GIVEN REQUEST.
Count the lines in the material below that contain the string "Registrierung", matching case exactly, and give only that number.

Extracted records.
=-=-=

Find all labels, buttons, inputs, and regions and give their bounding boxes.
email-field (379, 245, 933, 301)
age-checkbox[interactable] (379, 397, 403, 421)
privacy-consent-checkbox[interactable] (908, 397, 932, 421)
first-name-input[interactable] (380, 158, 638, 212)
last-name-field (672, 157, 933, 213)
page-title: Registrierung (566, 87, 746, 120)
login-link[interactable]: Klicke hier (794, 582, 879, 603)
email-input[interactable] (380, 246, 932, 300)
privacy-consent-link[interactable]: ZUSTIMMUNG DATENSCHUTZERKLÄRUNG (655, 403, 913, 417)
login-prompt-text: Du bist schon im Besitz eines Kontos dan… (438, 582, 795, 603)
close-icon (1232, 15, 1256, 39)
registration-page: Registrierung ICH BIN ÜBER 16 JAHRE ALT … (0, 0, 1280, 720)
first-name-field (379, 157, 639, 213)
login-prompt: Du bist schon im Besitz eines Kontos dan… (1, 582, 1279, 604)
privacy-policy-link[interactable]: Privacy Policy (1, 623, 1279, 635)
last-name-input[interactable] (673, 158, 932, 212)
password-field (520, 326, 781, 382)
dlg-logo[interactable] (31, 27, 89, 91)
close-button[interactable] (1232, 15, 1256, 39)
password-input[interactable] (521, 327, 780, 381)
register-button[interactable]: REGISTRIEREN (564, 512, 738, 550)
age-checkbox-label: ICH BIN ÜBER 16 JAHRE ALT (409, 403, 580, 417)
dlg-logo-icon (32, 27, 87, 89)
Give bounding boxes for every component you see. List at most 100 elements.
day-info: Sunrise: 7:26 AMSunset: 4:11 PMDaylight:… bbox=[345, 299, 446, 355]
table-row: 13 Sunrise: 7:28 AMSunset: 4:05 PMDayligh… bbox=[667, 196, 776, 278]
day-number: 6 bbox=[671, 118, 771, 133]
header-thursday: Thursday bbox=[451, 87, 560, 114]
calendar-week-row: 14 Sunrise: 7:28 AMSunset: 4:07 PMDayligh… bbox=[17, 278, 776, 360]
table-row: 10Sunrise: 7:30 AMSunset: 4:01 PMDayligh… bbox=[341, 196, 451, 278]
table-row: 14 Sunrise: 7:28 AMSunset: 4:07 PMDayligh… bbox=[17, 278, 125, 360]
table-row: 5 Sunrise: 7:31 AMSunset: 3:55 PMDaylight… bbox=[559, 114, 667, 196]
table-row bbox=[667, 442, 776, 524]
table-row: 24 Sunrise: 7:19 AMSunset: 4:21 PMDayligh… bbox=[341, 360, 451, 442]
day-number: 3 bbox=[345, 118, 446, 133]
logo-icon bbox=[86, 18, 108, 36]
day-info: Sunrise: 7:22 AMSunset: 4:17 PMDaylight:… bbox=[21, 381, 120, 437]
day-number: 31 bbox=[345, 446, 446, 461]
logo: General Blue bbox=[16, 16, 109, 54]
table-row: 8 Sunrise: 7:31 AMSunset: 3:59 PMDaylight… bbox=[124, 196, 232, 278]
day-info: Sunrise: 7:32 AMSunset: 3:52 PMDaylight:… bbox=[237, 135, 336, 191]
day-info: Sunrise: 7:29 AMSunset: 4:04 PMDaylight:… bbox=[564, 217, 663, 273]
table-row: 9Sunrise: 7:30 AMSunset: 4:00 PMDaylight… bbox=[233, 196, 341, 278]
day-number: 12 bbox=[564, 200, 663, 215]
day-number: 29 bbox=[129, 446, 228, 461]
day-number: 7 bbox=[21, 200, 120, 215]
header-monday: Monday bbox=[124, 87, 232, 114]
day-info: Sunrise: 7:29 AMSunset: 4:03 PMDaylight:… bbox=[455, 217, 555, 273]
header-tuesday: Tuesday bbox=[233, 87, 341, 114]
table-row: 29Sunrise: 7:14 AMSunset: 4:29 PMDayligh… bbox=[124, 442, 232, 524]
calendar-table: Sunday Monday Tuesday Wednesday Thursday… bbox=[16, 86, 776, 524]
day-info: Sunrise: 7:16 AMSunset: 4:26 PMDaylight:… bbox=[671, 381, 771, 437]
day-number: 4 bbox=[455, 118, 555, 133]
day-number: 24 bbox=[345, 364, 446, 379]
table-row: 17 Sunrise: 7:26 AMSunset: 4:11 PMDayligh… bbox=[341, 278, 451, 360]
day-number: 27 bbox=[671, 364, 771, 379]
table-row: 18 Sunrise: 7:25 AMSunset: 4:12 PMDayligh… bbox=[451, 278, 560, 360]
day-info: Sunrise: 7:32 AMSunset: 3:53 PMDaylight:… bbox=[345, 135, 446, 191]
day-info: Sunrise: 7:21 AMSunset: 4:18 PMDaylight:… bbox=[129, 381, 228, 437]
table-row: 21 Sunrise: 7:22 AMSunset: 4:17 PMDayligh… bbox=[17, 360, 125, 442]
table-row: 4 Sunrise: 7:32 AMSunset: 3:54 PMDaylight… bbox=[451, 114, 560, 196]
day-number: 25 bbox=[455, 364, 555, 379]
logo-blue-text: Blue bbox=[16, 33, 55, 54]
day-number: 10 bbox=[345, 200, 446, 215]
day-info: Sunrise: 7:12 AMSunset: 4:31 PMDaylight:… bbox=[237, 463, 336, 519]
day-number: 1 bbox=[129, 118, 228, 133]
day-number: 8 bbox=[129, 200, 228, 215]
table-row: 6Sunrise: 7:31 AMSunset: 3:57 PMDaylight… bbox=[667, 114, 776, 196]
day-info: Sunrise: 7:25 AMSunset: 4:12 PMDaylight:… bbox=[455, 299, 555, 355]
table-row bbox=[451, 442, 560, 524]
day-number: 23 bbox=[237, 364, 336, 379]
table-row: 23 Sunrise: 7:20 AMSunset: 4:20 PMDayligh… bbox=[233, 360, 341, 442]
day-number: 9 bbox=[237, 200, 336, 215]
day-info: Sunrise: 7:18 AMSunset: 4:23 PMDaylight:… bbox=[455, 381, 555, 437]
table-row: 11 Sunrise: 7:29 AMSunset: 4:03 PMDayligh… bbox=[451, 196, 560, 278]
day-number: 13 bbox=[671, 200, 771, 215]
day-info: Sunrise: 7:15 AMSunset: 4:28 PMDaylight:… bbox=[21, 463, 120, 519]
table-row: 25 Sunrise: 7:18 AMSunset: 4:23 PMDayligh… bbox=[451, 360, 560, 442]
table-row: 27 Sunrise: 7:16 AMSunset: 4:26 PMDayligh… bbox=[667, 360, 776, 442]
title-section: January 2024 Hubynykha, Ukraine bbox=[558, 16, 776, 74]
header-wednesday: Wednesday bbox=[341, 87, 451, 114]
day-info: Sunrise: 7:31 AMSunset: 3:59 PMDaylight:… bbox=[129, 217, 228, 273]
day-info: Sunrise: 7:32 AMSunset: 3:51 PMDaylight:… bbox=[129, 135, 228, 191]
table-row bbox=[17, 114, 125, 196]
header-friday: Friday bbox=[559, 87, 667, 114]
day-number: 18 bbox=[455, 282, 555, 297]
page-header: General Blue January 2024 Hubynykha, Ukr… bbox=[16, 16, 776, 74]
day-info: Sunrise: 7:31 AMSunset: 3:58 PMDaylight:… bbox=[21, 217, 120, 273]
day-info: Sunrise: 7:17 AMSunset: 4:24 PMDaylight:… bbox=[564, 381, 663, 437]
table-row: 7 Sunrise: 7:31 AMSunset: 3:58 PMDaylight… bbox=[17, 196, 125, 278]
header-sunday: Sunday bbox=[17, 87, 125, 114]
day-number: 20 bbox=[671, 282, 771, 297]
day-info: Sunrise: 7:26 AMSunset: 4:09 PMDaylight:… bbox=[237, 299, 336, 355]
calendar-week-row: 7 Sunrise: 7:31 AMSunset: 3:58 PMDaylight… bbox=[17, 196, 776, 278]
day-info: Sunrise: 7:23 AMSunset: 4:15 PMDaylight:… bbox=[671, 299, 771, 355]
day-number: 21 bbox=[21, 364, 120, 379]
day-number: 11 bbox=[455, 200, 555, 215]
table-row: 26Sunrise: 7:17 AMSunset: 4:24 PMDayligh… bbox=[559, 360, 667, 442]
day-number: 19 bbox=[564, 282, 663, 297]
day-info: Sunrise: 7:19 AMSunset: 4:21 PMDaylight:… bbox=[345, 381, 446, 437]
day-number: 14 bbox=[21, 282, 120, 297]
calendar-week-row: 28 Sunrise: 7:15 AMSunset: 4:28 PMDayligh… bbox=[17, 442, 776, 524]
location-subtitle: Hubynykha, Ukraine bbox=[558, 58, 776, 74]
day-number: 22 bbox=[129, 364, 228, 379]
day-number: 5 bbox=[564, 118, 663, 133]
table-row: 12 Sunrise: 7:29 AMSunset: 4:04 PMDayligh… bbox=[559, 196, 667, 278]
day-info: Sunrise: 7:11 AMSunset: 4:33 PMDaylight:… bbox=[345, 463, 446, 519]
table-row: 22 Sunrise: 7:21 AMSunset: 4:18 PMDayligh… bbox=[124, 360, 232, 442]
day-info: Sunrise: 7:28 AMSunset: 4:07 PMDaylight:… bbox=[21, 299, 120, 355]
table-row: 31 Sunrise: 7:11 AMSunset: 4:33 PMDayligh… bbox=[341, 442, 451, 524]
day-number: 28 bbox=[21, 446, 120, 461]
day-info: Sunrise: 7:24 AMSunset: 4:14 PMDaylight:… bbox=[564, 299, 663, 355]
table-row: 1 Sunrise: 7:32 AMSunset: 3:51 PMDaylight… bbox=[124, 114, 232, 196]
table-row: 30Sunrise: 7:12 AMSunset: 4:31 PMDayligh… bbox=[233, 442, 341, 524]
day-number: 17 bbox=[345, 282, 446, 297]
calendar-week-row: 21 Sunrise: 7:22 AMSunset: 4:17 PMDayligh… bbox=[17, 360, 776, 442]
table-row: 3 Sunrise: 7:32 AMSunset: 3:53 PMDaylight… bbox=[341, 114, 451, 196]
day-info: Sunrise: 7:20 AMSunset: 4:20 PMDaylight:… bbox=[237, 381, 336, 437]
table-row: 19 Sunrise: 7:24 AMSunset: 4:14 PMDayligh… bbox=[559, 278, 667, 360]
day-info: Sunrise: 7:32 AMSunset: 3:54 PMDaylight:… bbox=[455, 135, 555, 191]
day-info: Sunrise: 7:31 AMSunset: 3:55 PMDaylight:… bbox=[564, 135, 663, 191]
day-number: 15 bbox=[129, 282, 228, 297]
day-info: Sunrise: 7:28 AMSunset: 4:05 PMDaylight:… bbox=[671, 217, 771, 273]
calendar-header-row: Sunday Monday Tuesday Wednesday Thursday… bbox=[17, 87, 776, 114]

=-=-=

THE SOLUTION.
2